* **GIVEN TASK**
Your task is to print the material below exactly as presented.

Dataset records
# # # #

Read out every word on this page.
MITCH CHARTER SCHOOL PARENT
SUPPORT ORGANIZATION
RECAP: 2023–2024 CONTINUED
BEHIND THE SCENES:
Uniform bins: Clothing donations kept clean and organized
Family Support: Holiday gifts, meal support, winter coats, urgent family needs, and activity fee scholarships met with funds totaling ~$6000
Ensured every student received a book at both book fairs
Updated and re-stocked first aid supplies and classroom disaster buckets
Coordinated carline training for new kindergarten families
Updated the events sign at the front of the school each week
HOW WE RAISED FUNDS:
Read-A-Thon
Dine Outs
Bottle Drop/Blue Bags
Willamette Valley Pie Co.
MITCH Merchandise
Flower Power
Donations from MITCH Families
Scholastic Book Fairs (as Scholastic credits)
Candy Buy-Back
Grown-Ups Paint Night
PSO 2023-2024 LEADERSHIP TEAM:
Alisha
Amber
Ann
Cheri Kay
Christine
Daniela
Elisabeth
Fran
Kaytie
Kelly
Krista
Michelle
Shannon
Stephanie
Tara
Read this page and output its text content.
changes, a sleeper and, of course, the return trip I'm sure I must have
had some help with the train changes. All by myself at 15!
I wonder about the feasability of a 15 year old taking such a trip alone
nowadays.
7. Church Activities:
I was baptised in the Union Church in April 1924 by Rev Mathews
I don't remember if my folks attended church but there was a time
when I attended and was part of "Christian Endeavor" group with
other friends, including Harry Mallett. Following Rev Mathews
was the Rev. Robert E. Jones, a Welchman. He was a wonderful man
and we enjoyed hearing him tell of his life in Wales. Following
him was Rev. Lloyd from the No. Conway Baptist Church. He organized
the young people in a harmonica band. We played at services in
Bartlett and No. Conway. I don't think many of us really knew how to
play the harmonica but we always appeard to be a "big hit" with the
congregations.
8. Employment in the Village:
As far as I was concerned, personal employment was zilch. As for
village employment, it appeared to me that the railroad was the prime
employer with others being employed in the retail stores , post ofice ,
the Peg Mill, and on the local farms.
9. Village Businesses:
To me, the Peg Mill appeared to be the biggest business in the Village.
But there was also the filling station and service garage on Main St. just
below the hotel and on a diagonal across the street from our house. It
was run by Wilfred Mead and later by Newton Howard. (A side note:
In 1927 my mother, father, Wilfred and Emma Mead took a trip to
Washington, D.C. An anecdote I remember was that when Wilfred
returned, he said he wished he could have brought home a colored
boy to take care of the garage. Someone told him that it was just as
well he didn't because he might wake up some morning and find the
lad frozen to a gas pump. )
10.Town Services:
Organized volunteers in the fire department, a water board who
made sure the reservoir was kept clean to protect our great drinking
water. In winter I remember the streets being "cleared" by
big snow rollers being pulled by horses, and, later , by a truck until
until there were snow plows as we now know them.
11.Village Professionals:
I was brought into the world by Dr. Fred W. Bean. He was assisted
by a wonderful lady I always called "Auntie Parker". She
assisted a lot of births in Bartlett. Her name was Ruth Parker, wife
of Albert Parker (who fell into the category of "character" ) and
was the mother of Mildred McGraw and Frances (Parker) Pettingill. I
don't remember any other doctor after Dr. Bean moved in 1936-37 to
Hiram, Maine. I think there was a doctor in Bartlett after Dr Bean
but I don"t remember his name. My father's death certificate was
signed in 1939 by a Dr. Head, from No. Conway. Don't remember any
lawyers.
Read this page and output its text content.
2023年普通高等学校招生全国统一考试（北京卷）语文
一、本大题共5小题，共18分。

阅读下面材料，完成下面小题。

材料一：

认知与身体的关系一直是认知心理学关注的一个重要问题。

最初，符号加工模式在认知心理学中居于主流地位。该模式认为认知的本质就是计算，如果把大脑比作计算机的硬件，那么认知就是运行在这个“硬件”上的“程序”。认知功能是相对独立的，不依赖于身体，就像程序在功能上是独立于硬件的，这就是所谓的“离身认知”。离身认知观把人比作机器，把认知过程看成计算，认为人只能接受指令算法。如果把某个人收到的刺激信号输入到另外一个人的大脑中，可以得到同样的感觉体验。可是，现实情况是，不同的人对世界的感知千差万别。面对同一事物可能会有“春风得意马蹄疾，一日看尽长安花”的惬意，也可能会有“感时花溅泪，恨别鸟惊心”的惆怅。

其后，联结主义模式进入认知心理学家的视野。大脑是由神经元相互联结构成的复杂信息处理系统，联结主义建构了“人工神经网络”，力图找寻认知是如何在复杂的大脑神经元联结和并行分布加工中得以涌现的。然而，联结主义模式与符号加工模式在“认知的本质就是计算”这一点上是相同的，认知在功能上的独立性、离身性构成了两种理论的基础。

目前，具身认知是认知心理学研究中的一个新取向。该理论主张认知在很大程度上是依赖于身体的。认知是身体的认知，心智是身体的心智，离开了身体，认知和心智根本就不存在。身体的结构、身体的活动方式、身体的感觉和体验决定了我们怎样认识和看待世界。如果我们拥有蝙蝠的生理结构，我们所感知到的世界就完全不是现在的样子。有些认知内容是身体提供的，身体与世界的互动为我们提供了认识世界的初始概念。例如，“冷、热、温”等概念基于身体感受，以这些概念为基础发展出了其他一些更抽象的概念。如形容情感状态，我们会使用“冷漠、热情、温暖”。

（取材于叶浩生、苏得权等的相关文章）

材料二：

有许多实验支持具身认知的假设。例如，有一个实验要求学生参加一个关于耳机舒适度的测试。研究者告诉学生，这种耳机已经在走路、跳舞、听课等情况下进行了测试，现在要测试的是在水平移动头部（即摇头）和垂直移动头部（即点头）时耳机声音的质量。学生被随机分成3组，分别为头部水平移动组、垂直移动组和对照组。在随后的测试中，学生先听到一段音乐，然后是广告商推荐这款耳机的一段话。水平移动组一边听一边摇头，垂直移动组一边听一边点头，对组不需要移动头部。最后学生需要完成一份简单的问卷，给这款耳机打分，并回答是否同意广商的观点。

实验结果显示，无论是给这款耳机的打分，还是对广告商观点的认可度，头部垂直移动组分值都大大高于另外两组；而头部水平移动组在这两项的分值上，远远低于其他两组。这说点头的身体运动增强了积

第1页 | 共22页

# # # #

* **OUTPUT OF THE EXERCISE**
Read out every word on this page.
MITCH CHARTER SCHOOL PARENT
SUPPORT ORGANIZATION
RECAP: 2023–2024 CONTINUED
BEHIND THE SCENES:
Uniform bins: Clothing donations kept clean and organized
Family Support: Holiday gifts, meal support, winter coats, urgent family needs, and activity fee scholarships met with funds totaling ~$6000
Ensured every student received a book at both book fairs
Updated and re-stocked first aid supplies and classroom disaster buckets
Coordinated carline training for new kindergarten families
Updated the events sign at the front of the school each week
HOW WE RAISED FUNDS:
Read-A-Thon
Dine Outs
Bottle Drop/Blue Bags
Willamette Valley Pie Co.
MITCH Merchandise
Flower Power
Donations from MITCH Families
Scholastic Book Fairs (as Scholastic credits)
Candy Buy-Back
Grown-Ups Paint Night
PSO 2023-2024 LEADERSHIP TEAM:
Alisha
Amber
Ann
Cheri Kay
Christine
Daniela
Elisabeth
Fran
Kaytie
Kelly
Krista
Michelle
Shannon
Stephanie
Tara
Read this page and output its text content.
changes, a sleeper and, of course, the return trip I'm sure I must have
had some help with the train changes. All by myself at 15!
I wonder about the feasability of a 15 year old taking such a trip alone
nowadays.
7. Church Activities:
I was baptised in the Union Church in April 1924 by Rev Mathews
I don't remember if my folks attended church but there was a time
when I attended and was part of "Christian Endeavor" group with
other friends, including Harry Mallett. Following Rev Mathews
was the Rev. Robert E. Jones, a Welchman. He was a wonderful man
and we enjoyed hearing him tell of his life in Wales. Following
him was Rev. Lloyd from the No. Conway Baptist Church. He organized
the young people in a harmonica band. We played at services in
Bartlett and No. Conway. I don't think many of us really knew how to
play the harmonica but we always appeard to be a "big hit" with the
congregations.
8. Employment in the Village:
As far as I was concerned, personal employment was zilch. As for
village employment, it appeared to me that the railroad was the prime
employer with others being employed in the retail stores , post ofice ,
the Peg Mill, and on the local farms.
9. Village Businesses:
To me, the Peg Mill appeared to be the biggest business in the Village.
But there was also the filling station and service garage on Main St. just
below the hotel and on a diagonal across the street from our house. It
was run by Wilfred Mead and later by Newton Howard. (A side note:
In 1927 my mother, father, Wilfred and Emma Mead took a trip to
Washington, D.C. An anecdote I remember was that when Wilfred
returned, he said he wished he could have brought home a colored
boy to take care of the garage. Someone told him that it was just as
well he didn't because he might wake up some morning and find the
lad frozen to a gas pump. )
10.Town Services:
Organized volunteers in the fire department, a water board who
made sure the reservoir was kept clean to protect our great drinking
water. In winter I remember the streets being "cleared" by
big snow rollers being pulled by horses, and, later , by a truck until
until there were snow plows as we now know them.
11.Village Professionals:
I was brought into the world by Dr. Fred W. Bean. He was assisted
by a wonderful lady I always called "Auntie Parker". She
assisted a lot of births in Bartlett. Her name was Ruth Parker, wife
of Albert Parker (who fell into the category of "character" ) and
was the mother of Mildred McGraw and Frances (Parker) Pettingill. I
don't remember any other doctor after Dr. Bean moved in 1936-37 to
Hiram, Maine. I think there was a doctor in Bartlett after Dr Bean
but I don"t remember his name. My father's death certificate was
signed in 1939 by a Dr. Head, from No. Conway. Don't remember any
lawyers.
Read this page and output its text content.
2023年普通高等学校招生全国统一考试（北京卷）语文
一、本大题共5小题，共18分。

阅读下面材料，完成下面小题。

材料一：

认知与身体的关系一直是认知心理学关注的一个重要问题。

最初，符号加工模式在认知心理学中居于主流地位。该模式认为认知的本质就是计算，如果把大脑比作计算机的硬件，那么认知就是运行在这个“硬件”上的“程序”。认知功能是相对独立的，不依赖于身体，就像程序在功能上是独立于硬件的，这就是所谓的“离身认知”。离身认知观把人比作机器，把认知过程看成计算，认为人只能接受指令算法。如果把某个人收到的刺激信号输入到另外一个人的大脑中，可以得到同样的感觉体验。可是，现实情况是，不同的人对世界的感知千差万别。面对同一事物可能会有“春风得意马蹄疾，一日看尽长安花”的惬意，也可能会有“感时花溅泪，恨别鸟惊心”的惆怅。

其后，联结主义模式进入认知心理学家的视野。大脑是由神经元相互联结构成的复杂信息处理系统，联结主义建构了“人工神经网络”，力图找寻认知是如何在复杂的大脑神经元联结和并行分布加工中得以涌现的。然而，联结主义模式与符号加工模式在“认知的本质就是计算”这一点上是相同的，认知在功能上的独立性、离身性构成了两种理论的基础。

目前，具身认知是认知心理学研究中的一个新取向。该理论主张认知在很大程度上是依赖于身体的。认知是身体的认知，心智是身体的心智，离开了身体，认知和心智根本就不存在。身体的结构、身体的活动方式、身体的感觉和体验决定了我们怎样认识和看待世界。如果我们拥有蝙蝠的生理结构，我们所感知到的世界就完全不是现在的样子。有些认知内容是身体提供的，身体与世界的互动为我们提供了认识世界的初始概念。例如，“冷、热、温”等概念基于身体感受，以这些概念为基础发展出了其他一些更抽象的概念。如形容情感状态，我们会使用“冷漠、热情、温暖”。

（取材于叶浩生、苏得权等的相关文章）

材料二：

有许多实验支持具身认知的假设。例如，有一个实验要求学生参加一个关于耳机舒适度的测试。研究者告诉学生，这种耳机已经在走路、跳舞、听课等情况下进行了测试，现在要测试的是在水平移动头部（即摇头）和垂直移动头部（即点头）时耳机声音的质量。学生被随机分成3组，分别为头部水平移动组、垂直移动组和对照组。在随后的测试中，学生先听到一段音乐，然后是广告商推荐这款耳机的一段话。水平移动组一边听一边摇头，垂直移动组一边听一边点头，对组不需要移动头部。最后学生需要完成一份简单的问卷，给这款耳机打分，并回答是否同意广商的观点。

实验结果显示，无论是给这款耳机的打分，还是对广告商观点的认可度，头部垂直移动组分值都大大高于另外两组；而头部水平移动组在这两项的分值上，远远低于其他两组。这说点头的身体运动增强了积

第1页 | 共22页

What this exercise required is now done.